(The task):
Check each line of the records below and collect those holding "Fcst".

##############################

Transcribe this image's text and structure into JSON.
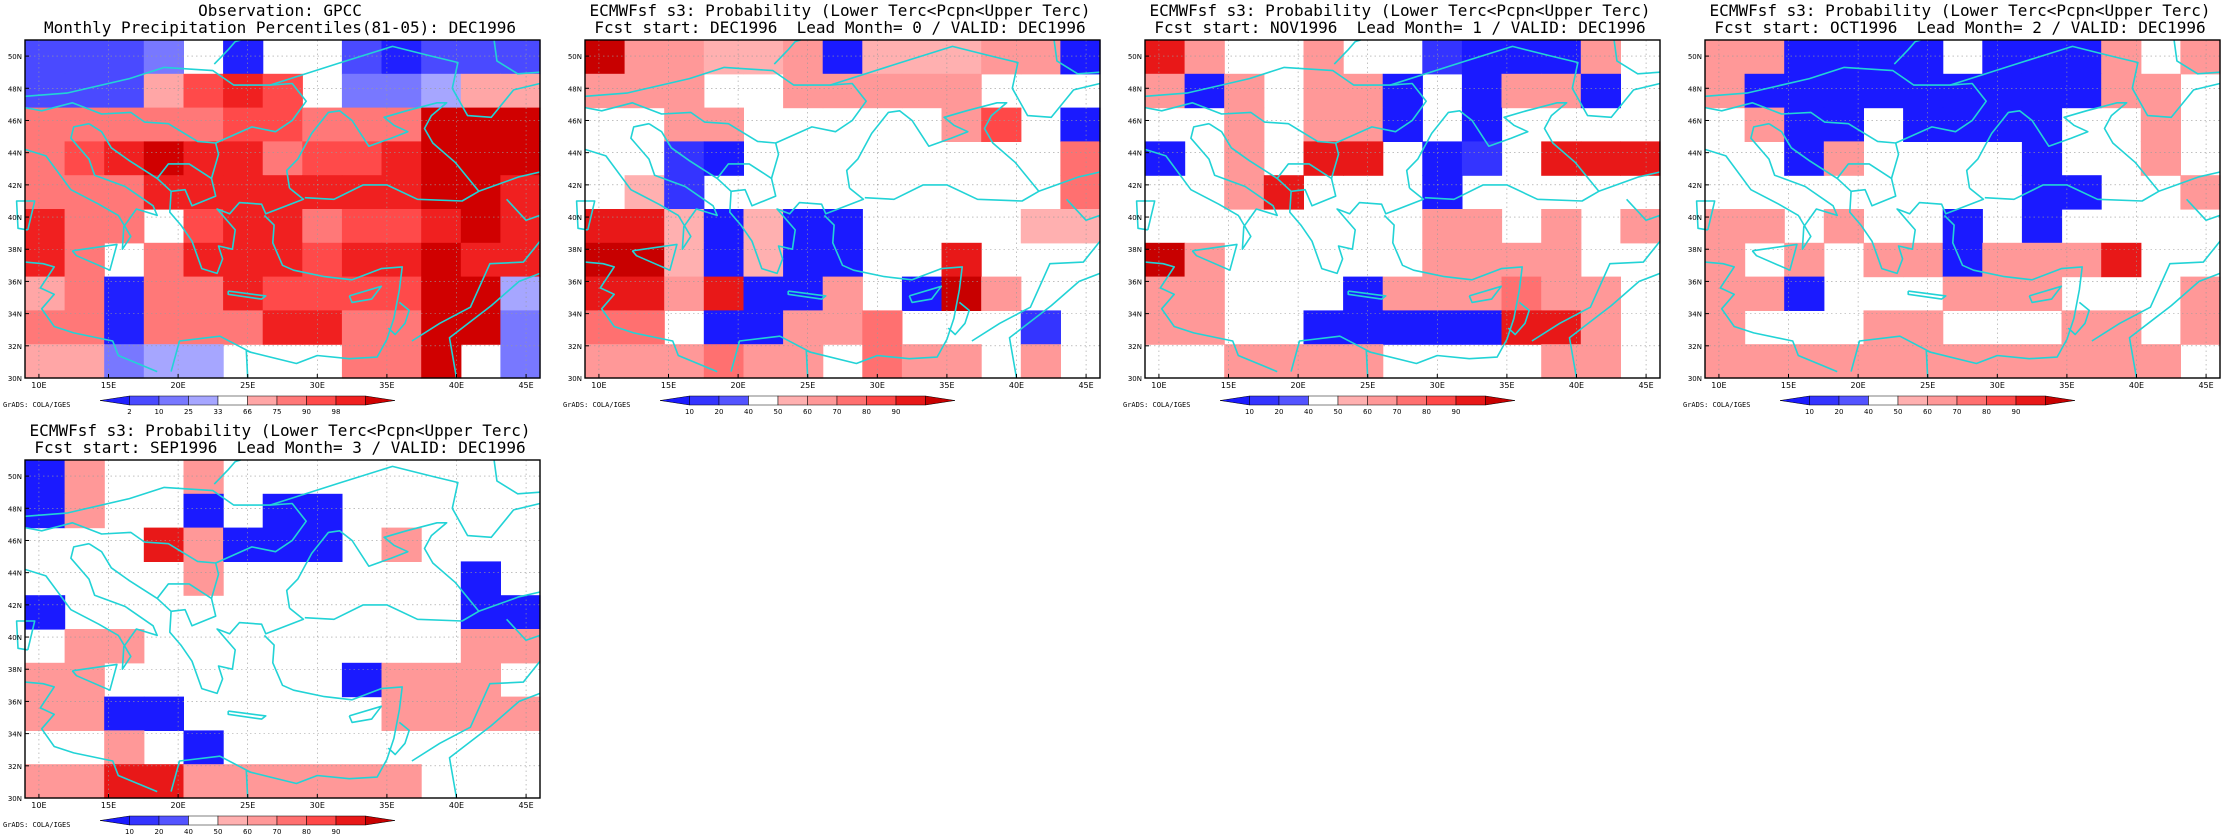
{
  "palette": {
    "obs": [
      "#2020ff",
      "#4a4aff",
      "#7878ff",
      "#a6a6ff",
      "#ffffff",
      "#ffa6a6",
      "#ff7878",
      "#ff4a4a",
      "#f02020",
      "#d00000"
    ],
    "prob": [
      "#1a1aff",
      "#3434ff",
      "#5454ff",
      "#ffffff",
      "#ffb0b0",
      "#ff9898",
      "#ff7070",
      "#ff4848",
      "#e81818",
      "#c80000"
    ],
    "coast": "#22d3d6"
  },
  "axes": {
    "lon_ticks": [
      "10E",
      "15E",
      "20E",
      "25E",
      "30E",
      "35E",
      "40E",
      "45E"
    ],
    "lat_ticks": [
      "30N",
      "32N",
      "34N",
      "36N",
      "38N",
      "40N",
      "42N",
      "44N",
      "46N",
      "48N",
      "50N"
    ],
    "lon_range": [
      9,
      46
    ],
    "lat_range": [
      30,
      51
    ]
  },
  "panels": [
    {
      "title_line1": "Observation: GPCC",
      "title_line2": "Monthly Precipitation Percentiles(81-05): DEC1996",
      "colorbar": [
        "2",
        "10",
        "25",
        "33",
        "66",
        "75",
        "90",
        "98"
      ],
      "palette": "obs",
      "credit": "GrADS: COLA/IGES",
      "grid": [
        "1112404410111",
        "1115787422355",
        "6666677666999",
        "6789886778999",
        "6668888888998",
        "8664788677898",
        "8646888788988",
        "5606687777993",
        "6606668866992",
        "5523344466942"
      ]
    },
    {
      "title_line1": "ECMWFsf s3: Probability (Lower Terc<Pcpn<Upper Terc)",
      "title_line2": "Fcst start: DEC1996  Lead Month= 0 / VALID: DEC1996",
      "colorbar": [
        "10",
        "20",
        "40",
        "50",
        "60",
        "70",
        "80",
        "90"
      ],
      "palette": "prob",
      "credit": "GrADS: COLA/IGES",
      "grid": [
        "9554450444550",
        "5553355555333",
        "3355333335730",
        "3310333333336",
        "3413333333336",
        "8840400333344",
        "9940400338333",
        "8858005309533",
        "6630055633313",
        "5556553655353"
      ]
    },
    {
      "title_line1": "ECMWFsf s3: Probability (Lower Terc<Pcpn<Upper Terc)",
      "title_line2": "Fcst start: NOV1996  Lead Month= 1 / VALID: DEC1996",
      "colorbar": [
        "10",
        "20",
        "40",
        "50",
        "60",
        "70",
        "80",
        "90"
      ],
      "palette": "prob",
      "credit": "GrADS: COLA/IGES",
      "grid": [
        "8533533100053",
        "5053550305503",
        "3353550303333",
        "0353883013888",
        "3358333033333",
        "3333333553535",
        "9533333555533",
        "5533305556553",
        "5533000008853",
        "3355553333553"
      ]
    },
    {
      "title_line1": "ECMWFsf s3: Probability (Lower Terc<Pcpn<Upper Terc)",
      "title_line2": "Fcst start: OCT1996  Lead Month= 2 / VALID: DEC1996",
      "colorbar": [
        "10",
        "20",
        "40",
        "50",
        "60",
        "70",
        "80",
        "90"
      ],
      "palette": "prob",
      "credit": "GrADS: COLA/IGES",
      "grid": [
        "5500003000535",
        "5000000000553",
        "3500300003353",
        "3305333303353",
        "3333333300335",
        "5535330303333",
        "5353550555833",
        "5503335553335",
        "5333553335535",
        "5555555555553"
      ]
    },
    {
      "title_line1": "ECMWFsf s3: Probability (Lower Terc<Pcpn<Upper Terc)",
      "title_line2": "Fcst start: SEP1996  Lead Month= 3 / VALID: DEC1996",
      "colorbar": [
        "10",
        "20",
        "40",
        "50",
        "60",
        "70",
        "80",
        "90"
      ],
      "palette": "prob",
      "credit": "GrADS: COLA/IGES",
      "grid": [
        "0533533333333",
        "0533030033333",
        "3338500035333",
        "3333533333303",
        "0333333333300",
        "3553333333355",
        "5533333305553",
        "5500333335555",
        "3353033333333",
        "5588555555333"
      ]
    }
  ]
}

##############################

(Worked answer):
      "title_line2": "Fcst start: DEC1996  Lead Month= 0 / VALID: DEC1996",
      "title_line2": "Fcst start: NOV1996  Lead Month= 1 / VALID: DEC1996",
      "title_line2": "Fcst start: OCT1996  Lead Month= 2 / VALID: DEC1996",
      "title_line2": "Fcst start: SEP1996  Lead Month= 3 / VALID: DEC1996",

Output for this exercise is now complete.